Print the entries below word for word; the pictures stay out of your copy.

Data records
· · · · ·
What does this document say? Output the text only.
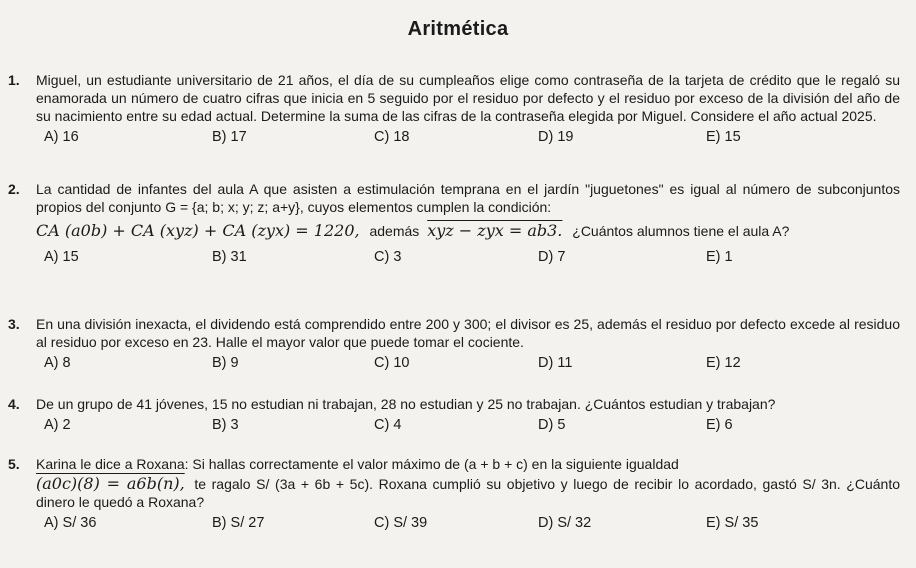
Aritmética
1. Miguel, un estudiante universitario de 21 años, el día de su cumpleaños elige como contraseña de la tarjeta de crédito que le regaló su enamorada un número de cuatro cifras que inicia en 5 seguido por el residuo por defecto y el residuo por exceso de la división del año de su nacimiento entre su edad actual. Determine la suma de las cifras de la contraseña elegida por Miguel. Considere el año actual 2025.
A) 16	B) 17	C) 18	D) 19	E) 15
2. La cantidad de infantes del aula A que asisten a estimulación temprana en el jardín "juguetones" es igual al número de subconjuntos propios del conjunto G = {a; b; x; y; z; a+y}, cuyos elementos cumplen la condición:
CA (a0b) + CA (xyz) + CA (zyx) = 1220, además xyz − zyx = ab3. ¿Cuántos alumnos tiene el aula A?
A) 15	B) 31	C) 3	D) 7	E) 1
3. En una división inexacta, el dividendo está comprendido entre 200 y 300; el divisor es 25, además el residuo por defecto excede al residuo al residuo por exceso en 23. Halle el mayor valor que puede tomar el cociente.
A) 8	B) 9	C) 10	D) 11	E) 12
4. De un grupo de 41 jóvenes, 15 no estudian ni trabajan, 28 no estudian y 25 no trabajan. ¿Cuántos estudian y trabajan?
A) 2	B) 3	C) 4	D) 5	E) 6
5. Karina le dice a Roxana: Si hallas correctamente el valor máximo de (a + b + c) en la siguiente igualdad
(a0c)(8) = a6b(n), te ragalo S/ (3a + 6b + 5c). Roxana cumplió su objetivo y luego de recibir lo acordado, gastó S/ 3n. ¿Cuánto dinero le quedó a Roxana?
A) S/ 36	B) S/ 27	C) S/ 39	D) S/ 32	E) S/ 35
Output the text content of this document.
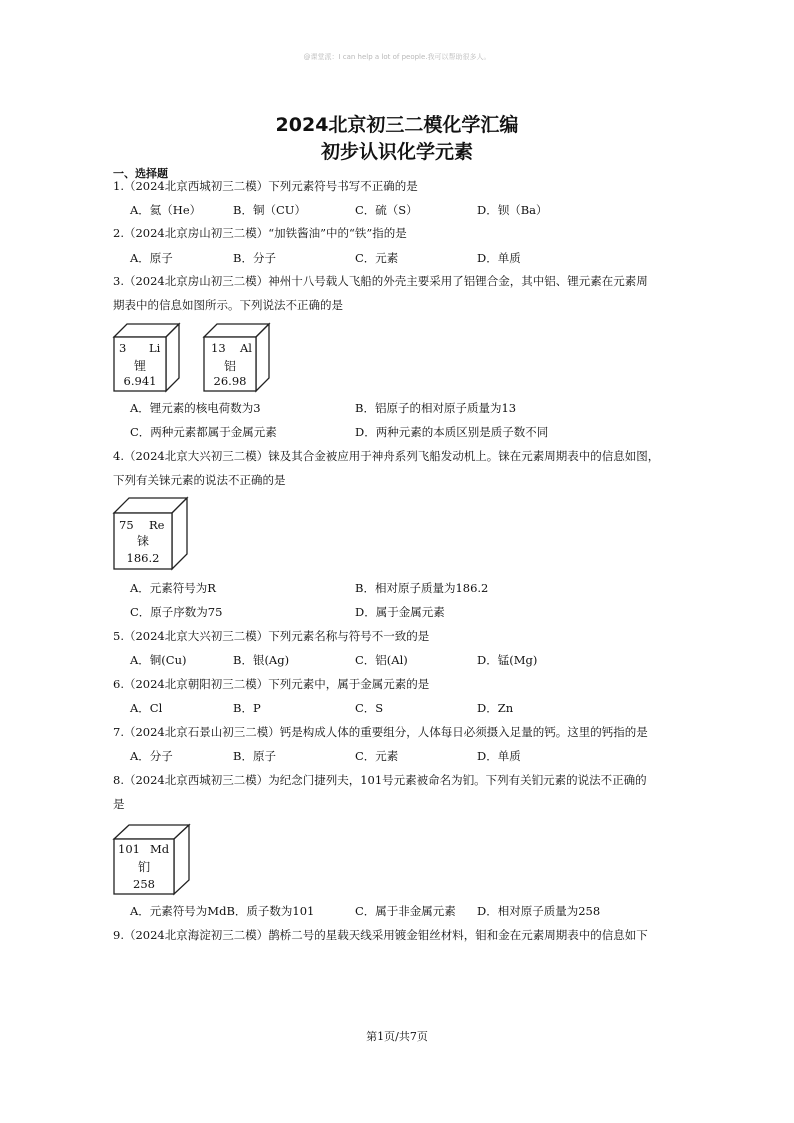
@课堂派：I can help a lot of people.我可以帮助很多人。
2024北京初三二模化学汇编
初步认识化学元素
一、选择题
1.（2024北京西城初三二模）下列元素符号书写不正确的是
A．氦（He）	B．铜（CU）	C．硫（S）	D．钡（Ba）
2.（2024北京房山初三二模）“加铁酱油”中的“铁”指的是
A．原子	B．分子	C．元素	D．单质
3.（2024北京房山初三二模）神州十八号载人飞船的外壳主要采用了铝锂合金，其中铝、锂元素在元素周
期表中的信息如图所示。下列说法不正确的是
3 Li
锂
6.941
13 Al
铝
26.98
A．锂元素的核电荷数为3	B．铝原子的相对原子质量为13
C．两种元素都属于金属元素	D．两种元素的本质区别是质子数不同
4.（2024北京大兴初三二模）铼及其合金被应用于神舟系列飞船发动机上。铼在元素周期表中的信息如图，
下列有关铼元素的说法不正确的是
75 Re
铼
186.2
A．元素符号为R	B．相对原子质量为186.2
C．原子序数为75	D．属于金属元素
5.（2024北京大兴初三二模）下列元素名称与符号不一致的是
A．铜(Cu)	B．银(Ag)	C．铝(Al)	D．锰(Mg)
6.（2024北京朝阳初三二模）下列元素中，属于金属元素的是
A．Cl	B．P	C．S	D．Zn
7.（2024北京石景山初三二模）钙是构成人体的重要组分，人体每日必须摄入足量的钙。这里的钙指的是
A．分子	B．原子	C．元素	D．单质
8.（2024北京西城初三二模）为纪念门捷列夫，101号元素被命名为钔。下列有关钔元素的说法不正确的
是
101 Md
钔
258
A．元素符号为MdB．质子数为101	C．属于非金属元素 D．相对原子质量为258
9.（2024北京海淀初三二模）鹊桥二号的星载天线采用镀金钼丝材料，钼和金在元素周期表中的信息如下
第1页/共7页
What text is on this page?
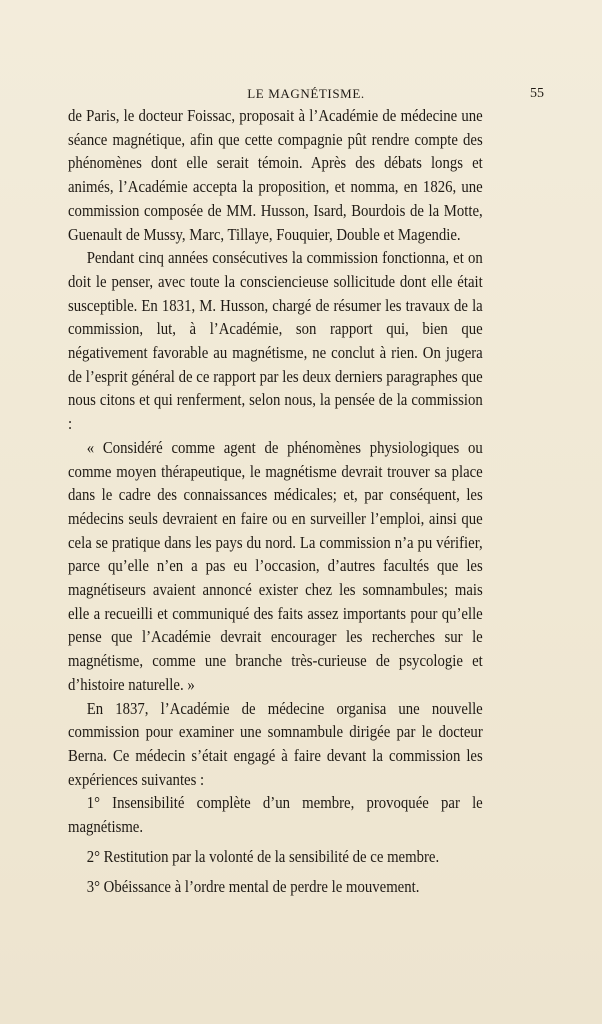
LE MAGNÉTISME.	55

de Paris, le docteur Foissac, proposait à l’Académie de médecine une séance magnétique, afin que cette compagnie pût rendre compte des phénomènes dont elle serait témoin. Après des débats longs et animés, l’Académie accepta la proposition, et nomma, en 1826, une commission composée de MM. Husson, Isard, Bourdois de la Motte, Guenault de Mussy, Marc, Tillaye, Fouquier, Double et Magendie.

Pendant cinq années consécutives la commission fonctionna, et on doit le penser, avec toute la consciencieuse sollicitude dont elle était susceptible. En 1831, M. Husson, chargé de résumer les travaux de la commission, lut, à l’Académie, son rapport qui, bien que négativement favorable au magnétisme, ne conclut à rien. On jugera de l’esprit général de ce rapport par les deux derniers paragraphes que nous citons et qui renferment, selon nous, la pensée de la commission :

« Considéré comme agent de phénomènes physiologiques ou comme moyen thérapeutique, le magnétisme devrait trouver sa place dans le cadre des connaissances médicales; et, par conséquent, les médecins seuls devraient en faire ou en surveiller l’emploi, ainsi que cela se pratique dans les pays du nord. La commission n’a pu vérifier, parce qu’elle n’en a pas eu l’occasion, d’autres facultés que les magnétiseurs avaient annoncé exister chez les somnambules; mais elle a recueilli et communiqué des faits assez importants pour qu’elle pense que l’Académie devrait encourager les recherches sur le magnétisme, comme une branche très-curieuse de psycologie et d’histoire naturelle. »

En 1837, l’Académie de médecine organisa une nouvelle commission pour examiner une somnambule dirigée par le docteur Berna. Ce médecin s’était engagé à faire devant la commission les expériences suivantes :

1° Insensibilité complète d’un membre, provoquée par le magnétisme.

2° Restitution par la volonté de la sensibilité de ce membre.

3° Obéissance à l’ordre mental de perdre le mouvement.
· · · · ·
The answer
What does this document say? Output the text only.
Aritmética
1. Miguel, un estudiante universitario de 21 años, el día de su cumpleaños elige como contraseña de la tarjeta de crédito que le regaló su enamorada un número de cuatro cifras que inicia en 5 seguido por el residuo por defecto y el residuo por exceso de la división del año de su nacimiento entre su edad actual. Determine la suma de las cifras de la contraseña elegida por Miguel. Considere el año actual 2025.
A) 16	B) 17	C) 18	D) 19	E) 15
2. La cantidad de infantes del aula A que asisten a estimulación temprana en el jardín "juguetones" es igual al número de subconjuntos propios del conjunto G = {a; b; x; y; z; a+y}, cuyos elementos cumplen la condición:
CA (a0b) + CA (xyz) + CA (zyx) = 1220, además xyz − zyx = ab3. ¿Cuántos alumnos tiene el aula A?
A) 15	B) 31	C) 3	D) 7	E) 1
3. En una división inexacta, el dividendo está comprendido entre 200 y 300; el divisor es 25, además el residuo por defecto excede al residuo al residuo por exceso en 23. Halle el mayor valor que puede tomar el cociente.
A) 8	B) 9	C) 10	D) 11	E) 12
4. De un grupo de 41 jóvenes, 15 no estudian ni trabajan, 28 no estudian y 25 no trabajan. ¿Cuántos estudian y trabajan?
A) 2	B) 3	C) 4	D) 5	E) 6
5. Karina le dice a Roxana: Si hallas correctamente el valor máximo de (a + b + c) en la siguiente igualdad
(a0c)(8) = a6b(n), te ragalo S/ (3a + 6b + 5c). Roxana cumplió su objetivo y luego de recibir lo acordado, gastó S/ 3n. ¿Cuánto dinero le quedó a Roxana?
A) S/ 36	B) S/ 27	C) S/ 39	D) S/ 32	E) S/ 35
Output the text content of this document.
@课堂派：I can help a lot of people.我可以帮助很多人。
2024北京初三二模化学汇编
初步认识化学元素
一、选择题
1.（2024北京西城初三二模）下列元素符号书写不正确的是
A．氦（He）	B．铜（CU）	C．硫（S）	D．钡（Ba）
2.（2024北京房山初三二模）“加铁酱油”中的“铁”指的是
A．原子	B．分子	C．元素	D．单质
3.（2024北京房山初三二模）神州十八号载人飞船的外壳主要采用了铝锂合金，其中铝、锂元素在元素周
期表中的信息如图所示。下列说法不正确的是
3 Li
锂
6.941
13 Al
铝
26.98
A．锂元素的核电荷数为3	B．铝原子的相对原子质量为13
C．两种元素都属于金属元素	D．两种元素的本质区别是质子数不同
4.（2024北京大兴初三二模）铼及其合金被应用于神舟系列飞船发动机上。铼在元素周期表中的信息如图，
下列有关铼元素的说法不正确的是
75 Re
铼
186.2
A．元素符号为R	B．相对原子质量为186.2
C．原子序数为75	D．属于金属元素
5.（2024北京大兴初三二模）下列元素名称与符号不一致的是
A．铜(Cu)	B．银(Ag)	C．铝(Al)	D．锰(Mg)
6.（2024北京朝阳初三二模）下列元素中，属于金属元素的是
A．Cl	B．P	C．S	D．Zn
7.（2024北京石景山初三二模）钙是构成人体的重要组分，人体每日必须摄入足量的钙。这里的钙指的是
A．分子	B．原子	C．元素	D．单质
8.（2024北京西城初三二模）为纪念门捷列夫，101号元素被命名为钔。下列有关钔元素的说法不正确的
是
101 Md
钔
258
A．元素符号为MdB．质子数为101	C．属于非金属元素 D．相对原子质量为258
9.（2024北京海淀初三二模）鹊桥二号的星载天线采用镀金钼丝材料，钼和金在元素周期表中的信息如下
第1页/共7页
What text is on this page?
LE MAGNÉTISME.	55

de Paris, le docteur Foissac, proposait à l’Académie de médecine une séance magnétique, afin que cette compagnie pût rendre compte des phénomènes dont elle serait témoin. Après des débats longs et animés, l’Académie accepta la proposition, et nomma, en 1826, une commission composée de MM. Husson, Isard, Bourdois de la Motte, Guenault de Mussy, Marc, Tillaye, Fouquier, Double et Magendie.

Pendant cinq années consécutives la commission fonctionna, et on doit le penser, avec toute la consciencieuse sollicitude dont elle était susceptible. En 1831, M. Husson, chargé de résumer les travaux de la commission, lut, à l’Académie, son rapport qui, bien que négativement favorable au magnétisme, ne conclut à rien. On jugera de l’esprit général de ce rapport par les deux derniers paragraphes que nous citons et qui renferment, selon nous, la pensée de la commission :

« Considéré comme agent de phénomènes physiologiques ou comme moyen thérapeutique, le magnétisme devrait trouver sa place dans le cadre des connaissances médicales; et, par conséquent, les médecins seuls devraient en faire ou en surveiller l’emploi, ainsi que cela se pratique dans les pays du nord. La commission n’a pu vérifier, parce qu’elle n’en a pas eu l’occasion, d’autres facultés que les magnétiseurs avaient annoncé exister chez les somnambules; mais elle a recueilli et communiqué des faits assez importants pour qu’elle pense que l’Académie devrait encourager les recherches sur le magnétisme, comme une branche très-curieuse de psycologie et d’histoire naturelle. »

En 1837, l’Académie de médecine organisa une nouvelle commission pour examiner une somnambule dirigée par le docteur Berna. Ce médecin s’était engagé à faire devant la commission les expériences suivantes :

1° Insensibilité complète d’un membre, provoquée par le magnétisme.

2° Restitution par la volonté de la sensibilité de ce membre.

3° Obéissance à l’ordre mental de perdre le mouvement.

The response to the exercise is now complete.